WORK TO DO ::
Return only the number of lines in the entries below that hold the word "Immature".

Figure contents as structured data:
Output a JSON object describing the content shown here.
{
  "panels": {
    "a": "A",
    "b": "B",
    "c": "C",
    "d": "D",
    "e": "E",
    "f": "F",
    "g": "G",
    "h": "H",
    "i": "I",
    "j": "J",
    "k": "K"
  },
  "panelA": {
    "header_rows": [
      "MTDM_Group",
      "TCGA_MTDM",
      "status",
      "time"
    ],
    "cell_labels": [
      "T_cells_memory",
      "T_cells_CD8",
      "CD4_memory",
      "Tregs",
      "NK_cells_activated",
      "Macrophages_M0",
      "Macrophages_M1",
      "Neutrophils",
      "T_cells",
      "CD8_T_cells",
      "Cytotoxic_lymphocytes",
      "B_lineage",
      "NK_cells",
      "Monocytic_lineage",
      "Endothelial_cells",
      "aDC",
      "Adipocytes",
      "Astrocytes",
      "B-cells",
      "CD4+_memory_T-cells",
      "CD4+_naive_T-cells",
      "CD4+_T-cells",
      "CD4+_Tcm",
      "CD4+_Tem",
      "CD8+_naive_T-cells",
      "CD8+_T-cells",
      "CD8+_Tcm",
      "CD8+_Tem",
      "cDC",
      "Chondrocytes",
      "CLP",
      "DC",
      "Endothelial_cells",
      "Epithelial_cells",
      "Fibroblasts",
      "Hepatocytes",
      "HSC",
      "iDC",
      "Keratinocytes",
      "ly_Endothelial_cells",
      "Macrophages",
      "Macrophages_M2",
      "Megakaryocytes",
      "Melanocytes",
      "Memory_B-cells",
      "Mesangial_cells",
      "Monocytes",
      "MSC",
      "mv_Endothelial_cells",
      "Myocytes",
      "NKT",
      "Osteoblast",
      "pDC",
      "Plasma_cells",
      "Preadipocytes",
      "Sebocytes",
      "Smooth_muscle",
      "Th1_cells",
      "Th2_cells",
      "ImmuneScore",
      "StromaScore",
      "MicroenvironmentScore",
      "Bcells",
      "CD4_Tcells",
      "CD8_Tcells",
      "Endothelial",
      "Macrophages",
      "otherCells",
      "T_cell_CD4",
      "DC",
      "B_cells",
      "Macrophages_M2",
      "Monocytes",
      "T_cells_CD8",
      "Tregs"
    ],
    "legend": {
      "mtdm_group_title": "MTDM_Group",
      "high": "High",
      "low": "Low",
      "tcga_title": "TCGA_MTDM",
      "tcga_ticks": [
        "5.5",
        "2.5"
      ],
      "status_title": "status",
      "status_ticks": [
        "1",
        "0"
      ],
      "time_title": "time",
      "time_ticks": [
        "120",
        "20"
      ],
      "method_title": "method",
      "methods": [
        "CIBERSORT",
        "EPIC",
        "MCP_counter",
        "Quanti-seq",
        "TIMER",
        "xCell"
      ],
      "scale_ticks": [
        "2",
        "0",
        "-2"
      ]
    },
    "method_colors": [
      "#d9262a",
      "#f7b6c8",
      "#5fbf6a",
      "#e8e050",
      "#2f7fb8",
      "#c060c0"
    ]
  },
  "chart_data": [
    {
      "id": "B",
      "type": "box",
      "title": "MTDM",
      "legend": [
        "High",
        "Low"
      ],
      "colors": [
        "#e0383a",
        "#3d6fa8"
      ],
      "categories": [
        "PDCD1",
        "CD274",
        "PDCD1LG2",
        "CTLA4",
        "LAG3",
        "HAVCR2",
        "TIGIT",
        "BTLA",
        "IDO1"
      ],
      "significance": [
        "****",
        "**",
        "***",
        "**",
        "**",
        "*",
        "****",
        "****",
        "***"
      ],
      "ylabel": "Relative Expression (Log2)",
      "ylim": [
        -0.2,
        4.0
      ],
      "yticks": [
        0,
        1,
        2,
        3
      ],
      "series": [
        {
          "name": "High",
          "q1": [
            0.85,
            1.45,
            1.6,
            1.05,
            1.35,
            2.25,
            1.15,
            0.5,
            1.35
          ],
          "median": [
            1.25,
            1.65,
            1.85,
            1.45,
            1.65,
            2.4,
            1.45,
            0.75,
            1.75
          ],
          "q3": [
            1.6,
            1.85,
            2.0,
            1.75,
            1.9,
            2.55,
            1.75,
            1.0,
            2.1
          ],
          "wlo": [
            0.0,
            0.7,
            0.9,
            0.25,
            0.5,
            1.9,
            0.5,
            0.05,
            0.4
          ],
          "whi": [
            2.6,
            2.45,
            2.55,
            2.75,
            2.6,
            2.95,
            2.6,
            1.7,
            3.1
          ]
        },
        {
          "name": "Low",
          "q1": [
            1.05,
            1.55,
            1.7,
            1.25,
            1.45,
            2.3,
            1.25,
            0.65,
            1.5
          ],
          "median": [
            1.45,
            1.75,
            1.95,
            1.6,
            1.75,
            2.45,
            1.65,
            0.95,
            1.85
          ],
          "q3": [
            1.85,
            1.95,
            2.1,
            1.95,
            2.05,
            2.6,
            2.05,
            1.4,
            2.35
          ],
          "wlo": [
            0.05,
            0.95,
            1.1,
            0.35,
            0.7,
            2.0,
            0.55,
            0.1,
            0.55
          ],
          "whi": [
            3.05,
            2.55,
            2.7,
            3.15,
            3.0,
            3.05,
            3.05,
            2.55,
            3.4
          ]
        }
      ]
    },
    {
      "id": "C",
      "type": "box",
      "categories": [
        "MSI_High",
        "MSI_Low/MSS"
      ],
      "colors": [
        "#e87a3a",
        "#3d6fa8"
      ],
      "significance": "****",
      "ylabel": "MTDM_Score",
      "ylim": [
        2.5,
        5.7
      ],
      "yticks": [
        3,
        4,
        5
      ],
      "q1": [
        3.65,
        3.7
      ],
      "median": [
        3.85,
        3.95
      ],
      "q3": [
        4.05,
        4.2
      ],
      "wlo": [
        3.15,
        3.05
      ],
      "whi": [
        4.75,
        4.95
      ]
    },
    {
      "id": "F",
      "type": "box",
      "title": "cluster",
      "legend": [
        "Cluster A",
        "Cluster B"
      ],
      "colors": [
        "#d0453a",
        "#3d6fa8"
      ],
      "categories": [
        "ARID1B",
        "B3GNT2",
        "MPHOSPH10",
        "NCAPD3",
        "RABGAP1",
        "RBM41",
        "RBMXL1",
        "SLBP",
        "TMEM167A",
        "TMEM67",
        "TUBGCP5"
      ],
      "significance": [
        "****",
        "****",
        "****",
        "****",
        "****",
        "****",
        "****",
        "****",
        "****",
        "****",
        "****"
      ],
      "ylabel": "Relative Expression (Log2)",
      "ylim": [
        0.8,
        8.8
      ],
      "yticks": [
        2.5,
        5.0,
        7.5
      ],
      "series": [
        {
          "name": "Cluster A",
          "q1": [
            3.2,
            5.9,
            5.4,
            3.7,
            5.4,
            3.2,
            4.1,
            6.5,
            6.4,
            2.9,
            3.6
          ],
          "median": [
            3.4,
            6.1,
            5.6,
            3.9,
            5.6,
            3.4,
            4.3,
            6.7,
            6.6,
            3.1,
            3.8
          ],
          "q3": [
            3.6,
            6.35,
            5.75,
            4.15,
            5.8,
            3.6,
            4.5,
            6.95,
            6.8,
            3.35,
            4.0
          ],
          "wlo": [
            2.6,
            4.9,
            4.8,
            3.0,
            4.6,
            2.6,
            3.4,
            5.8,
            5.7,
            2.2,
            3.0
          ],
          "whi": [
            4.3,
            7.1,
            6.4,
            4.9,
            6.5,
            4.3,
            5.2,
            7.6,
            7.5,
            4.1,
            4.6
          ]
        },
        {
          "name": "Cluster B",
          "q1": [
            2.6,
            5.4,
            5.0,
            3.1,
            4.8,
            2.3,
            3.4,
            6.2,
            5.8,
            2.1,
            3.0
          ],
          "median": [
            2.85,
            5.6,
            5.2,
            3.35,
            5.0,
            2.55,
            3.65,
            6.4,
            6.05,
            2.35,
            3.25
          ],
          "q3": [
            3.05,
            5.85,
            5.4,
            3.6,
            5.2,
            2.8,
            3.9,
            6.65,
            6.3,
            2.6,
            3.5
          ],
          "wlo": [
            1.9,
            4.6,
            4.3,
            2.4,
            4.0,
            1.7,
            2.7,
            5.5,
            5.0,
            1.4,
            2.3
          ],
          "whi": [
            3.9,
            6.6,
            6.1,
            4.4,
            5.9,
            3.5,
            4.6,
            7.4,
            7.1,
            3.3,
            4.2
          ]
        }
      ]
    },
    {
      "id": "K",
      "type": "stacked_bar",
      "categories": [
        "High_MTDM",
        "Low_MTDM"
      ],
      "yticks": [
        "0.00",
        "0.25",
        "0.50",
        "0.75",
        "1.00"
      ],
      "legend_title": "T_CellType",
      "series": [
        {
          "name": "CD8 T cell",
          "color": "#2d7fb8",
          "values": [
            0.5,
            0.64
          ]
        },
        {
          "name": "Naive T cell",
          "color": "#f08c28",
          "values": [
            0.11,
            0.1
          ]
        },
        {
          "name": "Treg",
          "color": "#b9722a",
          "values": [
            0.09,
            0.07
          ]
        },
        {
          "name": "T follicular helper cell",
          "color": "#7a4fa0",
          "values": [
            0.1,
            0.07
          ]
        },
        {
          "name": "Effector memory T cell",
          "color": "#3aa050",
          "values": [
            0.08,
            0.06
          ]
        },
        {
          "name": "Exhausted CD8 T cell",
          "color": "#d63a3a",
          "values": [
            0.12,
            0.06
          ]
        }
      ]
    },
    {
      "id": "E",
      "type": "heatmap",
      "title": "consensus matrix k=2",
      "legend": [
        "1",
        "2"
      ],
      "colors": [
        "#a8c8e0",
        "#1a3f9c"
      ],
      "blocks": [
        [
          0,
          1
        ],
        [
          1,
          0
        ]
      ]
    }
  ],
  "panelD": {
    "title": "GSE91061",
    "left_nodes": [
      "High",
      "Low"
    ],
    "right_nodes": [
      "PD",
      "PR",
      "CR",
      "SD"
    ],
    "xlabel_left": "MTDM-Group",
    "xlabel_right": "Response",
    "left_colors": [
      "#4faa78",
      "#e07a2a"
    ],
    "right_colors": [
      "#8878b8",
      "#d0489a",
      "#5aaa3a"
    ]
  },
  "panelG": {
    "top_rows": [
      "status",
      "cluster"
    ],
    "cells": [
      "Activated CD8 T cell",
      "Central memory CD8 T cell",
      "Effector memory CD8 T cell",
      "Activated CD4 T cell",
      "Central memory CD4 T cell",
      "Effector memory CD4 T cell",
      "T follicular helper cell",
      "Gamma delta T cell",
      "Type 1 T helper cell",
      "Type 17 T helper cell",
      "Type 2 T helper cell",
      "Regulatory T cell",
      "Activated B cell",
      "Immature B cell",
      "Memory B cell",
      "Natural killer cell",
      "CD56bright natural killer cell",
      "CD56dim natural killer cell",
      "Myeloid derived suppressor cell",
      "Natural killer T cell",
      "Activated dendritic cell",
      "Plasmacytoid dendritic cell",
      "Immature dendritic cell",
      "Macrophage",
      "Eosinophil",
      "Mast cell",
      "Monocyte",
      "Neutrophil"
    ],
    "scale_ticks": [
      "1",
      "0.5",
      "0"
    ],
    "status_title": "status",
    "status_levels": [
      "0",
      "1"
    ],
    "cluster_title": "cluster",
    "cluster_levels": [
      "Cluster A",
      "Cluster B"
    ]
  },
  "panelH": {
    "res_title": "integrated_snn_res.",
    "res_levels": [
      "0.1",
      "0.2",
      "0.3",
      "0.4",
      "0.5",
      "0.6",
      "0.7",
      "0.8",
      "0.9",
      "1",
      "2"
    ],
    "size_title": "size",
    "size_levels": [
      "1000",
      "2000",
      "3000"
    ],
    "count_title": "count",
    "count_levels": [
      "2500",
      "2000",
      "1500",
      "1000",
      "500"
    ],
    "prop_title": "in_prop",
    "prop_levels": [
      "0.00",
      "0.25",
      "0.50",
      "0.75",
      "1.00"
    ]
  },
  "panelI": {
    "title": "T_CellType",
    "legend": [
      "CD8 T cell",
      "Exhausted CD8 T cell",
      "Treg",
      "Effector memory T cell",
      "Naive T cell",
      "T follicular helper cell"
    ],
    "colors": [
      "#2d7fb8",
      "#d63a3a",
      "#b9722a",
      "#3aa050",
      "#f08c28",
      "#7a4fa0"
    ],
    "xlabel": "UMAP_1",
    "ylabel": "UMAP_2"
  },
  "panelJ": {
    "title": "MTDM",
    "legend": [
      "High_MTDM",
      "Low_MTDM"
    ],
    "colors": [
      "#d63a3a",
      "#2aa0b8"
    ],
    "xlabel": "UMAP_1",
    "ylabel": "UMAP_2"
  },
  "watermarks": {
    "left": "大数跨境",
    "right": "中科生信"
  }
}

SOLUTION FOR THIS PROBLEM ::
2